--- Task input ---
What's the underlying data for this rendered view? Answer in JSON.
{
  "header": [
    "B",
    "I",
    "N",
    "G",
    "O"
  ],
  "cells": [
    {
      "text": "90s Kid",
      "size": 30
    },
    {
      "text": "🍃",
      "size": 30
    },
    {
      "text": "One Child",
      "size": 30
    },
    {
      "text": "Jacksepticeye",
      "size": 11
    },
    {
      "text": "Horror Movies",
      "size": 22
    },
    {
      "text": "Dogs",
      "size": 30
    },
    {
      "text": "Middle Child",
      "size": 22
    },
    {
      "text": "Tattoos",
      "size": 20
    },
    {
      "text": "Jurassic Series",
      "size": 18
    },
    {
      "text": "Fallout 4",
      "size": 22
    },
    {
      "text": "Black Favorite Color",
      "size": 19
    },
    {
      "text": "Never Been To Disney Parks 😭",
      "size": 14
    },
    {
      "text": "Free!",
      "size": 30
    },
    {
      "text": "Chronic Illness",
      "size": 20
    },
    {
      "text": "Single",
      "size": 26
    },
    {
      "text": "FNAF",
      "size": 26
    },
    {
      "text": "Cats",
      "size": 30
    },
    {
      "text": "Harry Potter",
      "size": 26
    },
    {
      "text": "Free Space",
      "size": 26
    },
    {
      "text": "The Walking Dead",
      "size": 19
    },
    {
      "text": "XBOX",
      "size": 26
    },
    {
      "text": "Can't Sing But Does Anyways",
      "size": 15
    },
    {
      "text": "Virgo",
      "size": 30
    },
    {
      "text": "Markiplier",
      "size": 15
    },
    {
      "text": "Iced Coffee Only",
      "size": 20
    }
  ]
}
---
--- Task input ---
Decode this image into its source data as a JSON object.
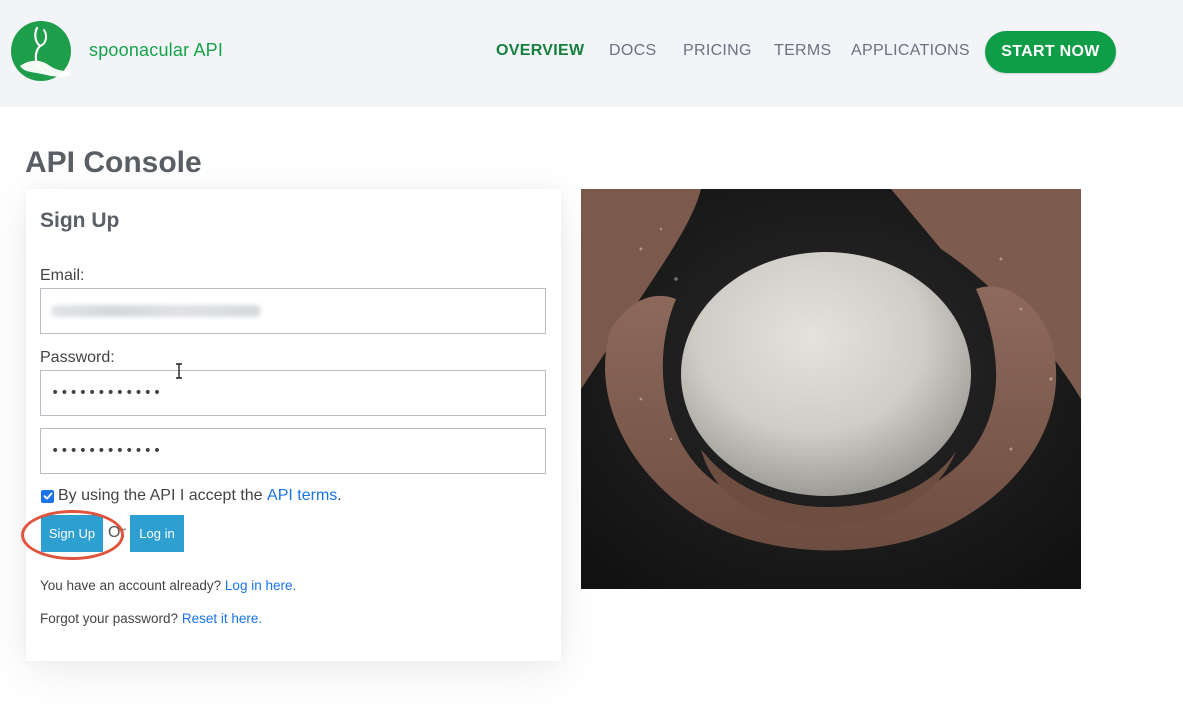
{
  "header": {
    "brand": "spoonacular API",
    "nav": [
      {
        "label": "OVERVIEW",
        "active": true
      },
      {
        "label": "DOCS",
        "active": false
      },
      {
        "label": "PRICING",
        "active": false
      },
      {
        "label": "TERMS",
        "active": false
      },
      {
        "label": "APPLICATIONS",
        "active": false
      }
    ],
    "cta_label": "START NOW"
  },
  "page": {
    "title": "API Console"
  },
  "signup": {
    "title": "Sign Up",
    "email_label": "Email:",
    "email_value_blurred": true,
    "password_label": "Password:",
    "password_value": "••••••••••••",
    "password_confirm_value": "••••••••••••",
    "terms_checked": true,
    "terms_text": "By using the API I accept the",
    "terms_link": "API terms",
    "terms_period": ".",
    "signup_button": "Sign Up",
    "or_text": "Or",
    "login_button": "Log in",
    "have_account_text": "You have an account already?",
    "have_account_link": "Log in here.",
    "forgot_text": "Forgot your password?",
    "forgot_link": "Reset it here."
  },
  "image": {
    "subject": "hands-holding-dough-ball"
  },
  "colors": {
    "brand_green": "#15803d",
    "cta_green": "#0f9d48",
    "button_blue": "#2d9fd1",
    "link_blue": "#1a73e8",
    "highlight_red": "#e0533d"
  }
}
---
### Given exercise
State, as a bare number, how many lines of the listing hold the word "data".

### Solution to the exercise
2